◆ **TEXTABSCHNITT**:
^^^^^^^^

Samstag, 6. Dezember 2008

Schon wirkt das süße Gift


Auf dem Markt von Ashaiman erreichen die Händler ihre Höchstform: Bevor die schwüle Mittagshitze in der Arbeitervorstadt am Rand von Ghanas Hauptstadt Accra jeden Schritt zur Qual macht, werfen sie sich förmlich auf die in buntes Tuch gewickelten Hausfrauen und die Männer in Anzügen, die sich durch die engen Gänge drängen. Füllige Verkäuferinnen wedeln mit mächtigen Yamswurzeln und rasseln mit Bottichen voll Reis, aber nur wenige Kunden greifen zu. "Ich verdiene 55 Cedi im Monat", rechnet der Lehrer Felix Akwafo vor. Das entspricht etwa 45 Euro. "Zwanzig gehen für die Miete drauf, bleibt etwa ein Cedi, den ich pro Tag für alles andere ausgeben kann." Knapp ein Euro. Die Preise für die Grundnahrungsmittel Yams, Reis oder Bohnen steigen seit Monaten. "Ich versuche, mit Nachhilfestunden zuzuverdienen, aber auch die Eltern sind knapp bei Kasse."

Am Sonntag geht Akwafo wählen, das Parlament und einen Nachfolger für Präsident John Kufuor, der nach zwei Amtszeiten nicht wieder antreten darf. Einen westafrikanischen Musterstaat nach westlichem Gusto hat Kufuor aus der ehemaligen Militärdiktatur gemacht. In Europa und den USA wird er dafür gerühmt. In Ghana sehen ihn viele vor allem als den Präsidenten, unter dem das Leben immer teurer geworden ist. Seine potenziellen Nachfolger verkünden deshalb seit Monaten, was sie besser machen wollen für die Menschen in Orten wie Ashaiman. Freie Schulbildung, sozialer Wohnungsbau, kostenlose Gesundheitsversorgung sind nur einige der Versprechen für die verarmte Mehrheit. Zwar entstand unter Kufuor eine solide Mittelschicht, die sich Auto, Haus und Urlaub leisten kann, doch fühlt sich die Masse der Geringverdiener, solche wie Felix Akwafo, abgehängt.

^^^^^^^^

◆ **AUSGELESENE EINTRÄGE**:
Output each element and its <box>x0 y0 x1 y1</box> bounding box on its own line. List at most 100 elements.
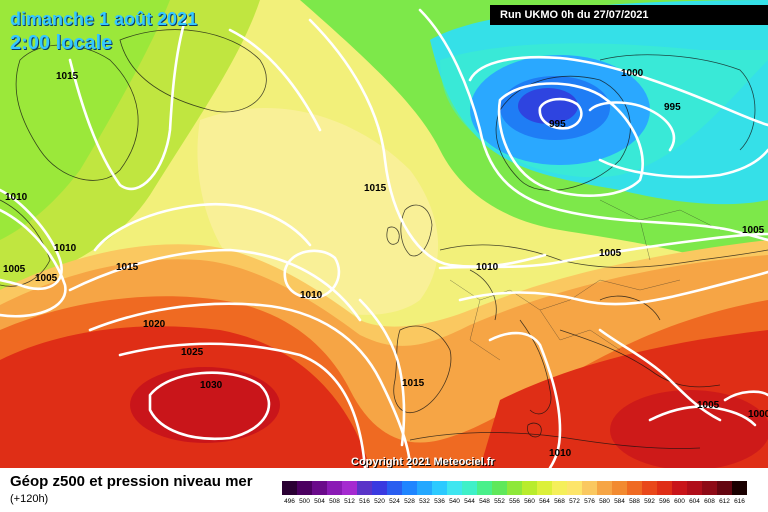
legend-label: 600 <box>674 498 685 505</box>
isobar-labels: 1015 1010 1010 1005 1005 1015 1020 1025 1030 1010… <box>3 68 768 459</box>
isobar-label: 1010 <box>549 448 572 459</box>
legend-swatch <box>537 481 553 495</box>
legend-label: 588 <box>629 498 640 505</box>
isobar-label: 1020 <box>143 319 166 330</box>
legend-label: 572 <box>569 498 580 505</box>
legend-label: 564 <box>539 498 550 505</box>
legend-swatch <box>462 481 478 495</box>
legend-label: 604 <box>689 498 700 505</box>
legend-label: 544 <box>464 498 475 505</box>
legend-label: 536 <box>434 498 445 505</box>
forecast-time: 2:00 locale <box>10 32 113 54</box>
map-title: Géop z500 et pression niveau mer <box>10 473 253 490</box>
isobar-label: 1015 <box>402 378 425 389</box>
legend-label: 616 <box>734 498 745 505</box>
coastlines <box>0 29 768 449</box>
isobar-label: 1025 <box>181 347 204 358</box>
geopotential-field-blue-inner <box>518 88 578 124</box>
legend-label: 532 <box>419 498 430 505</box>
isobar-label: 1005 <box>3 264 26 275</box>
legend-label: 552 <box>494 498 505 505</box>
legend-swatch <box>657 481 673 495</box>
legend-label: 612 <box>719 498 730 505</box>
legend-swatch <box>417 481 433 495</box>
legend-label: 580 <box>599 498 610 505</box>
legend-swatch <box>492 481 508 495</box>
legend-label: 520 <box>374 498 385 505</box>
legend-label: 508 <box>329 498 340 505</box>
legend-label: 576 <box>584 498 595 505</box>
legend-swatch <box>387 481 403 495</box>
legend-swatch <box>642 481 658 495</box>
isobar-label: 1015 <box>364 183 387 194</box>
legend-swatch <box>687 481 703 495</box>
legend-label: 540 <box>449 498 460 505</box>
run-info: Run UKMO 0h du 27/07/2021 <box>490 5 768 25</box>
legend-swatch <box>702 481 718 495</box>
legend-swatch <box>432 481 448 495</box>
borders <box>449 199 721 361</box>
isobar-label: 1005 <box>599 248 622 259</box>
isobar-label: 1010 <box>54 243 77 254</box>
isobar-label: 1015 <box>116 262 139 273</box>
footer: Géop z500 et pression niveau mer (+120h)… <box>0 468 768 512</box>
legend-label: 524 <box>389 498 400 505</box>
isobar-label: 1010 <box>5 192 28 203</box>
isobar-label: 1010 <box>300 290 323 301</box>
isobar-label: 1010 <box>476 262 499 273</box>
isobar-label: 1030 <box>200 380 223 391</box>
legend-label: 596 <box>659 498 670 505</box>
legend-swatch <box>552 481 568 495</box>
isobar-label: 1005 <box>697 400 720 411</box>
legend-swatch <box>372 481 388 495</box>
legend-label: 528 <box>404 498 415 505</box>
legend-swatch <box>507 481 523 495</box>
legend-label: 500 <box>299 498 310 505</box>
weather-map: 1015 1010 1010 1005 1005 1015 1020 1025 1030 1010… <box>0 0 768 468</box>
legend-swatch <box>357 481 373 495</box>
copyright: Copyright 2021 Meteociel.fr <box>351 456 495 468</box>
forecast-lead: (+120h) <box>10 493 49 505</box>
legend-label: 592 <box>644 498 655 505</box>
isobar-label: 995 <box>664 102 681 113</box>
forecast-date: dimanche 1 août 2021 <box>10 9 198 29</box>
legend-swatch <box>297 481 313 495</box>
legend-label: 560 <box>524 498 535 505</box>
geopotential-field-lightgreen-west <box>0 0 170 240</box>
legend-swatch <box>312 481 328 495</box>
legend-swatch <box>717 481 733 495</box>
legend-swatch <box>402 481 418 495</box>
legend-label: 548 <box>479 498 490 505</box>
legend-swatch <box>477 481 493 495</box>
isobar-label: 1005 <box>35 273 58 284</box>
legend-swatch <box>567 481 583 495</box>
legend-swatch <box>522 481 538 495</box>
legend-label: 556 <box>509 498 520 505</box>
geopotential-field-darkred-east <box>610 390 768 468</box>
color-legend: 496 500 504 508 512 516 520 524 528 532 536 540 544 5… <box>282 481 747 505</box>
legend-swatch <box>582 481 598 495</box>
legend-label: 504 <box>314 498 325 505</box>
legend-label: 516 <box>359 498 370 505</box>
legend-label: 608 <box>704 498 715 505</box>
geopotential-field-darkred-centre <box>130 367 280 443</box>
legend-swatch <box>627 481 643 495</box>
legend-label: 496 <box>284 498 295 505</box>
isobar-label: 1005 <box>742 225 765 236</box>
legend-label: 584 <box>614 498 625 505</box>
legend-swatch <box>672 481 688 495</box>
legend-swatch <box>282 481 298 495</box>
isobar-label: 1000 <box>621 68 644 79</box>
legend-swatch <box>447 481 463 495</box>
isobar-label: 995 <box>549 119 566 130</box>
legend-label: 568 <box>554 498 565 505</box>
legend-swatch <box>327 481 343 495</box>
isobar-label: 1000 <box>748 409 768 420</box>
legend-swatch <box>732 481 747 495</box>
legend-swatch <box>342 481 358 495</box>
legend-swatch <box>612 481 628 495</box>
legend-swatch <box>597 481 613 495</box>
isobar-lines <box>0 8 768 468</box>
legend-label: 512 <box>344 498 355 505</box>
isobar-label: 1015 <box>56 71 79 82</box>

^^^^^^^^

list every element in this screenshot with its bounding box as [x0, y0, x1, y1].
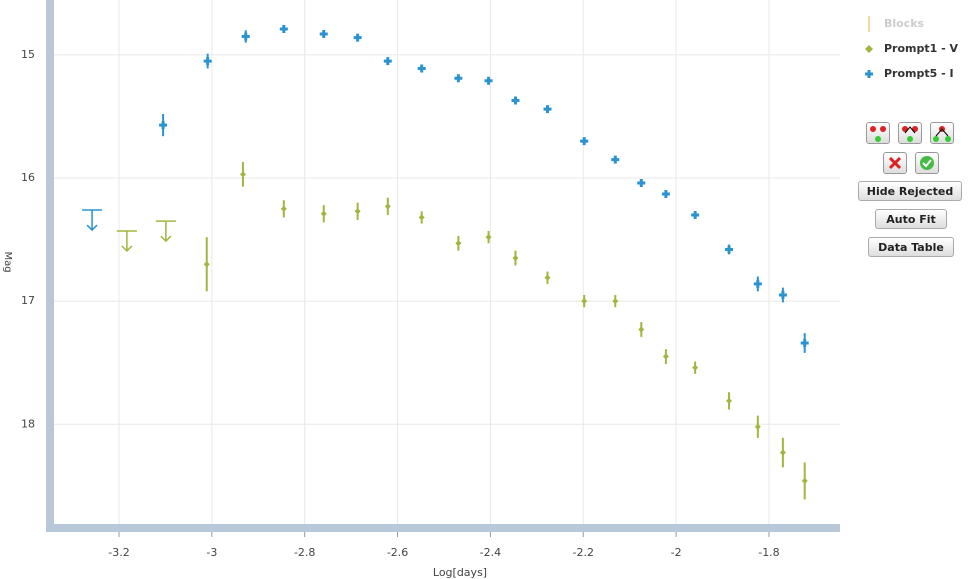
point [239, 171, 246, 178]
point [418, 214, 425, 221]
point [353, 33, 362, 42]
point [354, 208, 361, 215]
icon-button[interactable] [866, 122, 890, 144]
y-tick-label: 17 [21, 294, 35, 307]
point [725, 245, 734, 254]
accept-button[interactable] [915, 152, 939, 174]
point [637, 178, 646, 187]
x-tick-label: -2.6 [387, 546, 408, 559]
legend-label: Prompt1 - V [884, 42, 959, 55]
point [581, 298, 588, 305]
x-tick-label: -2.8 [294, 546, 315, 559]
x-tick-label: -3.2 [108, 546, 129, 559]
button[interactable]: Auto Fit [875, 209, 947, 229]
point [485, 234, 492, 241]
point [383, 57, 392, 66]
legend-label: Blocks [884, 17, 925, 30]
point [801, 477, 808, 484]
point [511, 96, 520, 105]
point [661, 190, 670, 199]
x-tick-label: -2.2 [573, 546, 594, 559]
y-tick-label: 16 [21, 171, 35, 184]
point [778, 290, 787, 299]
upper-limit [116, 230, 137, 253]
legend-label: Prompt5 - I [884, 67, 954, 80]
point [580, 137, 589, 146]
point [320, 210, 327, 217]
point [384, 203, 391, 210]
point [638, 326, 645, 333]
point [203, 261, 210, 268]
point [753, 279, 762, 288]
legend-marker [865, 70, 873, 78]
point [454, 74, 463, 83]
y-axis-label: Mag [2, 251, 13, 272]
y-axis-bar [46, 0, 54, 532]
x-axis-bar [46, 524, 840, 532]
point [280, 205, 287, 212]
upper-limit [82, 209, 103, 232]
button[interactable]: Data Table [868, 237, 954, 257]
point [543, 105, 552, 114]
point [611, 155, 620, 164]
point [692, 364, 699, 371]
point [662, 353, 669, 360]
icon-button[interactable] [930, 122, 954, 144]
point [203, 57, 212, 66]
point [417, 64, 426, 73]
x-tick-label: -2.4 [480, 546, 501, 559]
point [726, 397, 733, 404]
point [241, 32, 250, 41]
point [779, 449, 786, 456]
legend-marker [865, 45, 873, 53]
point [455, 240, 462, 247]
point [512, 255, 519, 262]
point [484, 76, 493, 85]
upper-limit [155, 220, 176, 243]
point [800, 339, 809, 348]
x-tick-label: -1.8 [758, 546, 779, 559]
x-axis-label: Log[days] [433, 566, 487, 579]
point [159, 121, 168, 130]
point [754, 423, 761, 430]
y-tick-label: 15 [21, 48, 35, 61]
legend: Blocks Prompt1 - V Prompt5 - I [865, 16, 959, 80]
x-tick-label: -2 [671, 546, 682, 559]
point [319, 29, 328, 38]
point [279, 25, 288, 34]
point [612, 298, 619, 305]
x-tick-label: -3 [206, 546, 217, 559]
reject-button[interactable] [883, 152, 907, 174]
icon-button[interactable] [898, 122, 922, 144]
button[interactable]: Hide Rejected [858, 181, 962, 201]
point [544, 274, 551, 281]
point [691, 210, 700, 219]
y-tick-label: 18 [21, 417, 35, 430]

^^^^^^^^

◆ **AUFGABENSTELLUNG**: Wiederholen Sie wortgetreu die Passage des Artikels über die Wahl in Ghana von „Am Sonntag geht“ bis „Felix Akwafo, abgehängt.“.

◆ **SCHRIFTLICHE LÖSUNG**:
Am Sonntag geht Akwafo wählen, das Parlament und einen Nachfolger für Präsident John Kufuor, der nach zwei Amtszeiten nicht wieder antreten darf. Einen westafrikanischen Musterstaat nach westlichem Gusto hat Kufuor aus der ehemaligen Militärdiktatur gemacht. In Europa und den USA wird er dafür gerühmt. In Ghana sehen ihn viele vor allem als den Präsidenten, unter dem das Leben immer teurer geworden ist. Seine potenziellen Nachfolger verkünden deshalb seit Monaten, was sie besser machen wollen für die Menschen in Orten wie Ashaiman. Freie Schulbildung, sozialer Wohnungsbau, kostenlose Gesundheitsversorgung sind nur einige der Versprechen für die verarmte Mehrheit. Zwar entstand unter Kufuor eine solide Mittelschicht, die sich Auto, Haus und Urlaub leisten kann, doch fühlt sich die Masse der Geringverdiener, solche wie Felix Akwafo, abgehängt.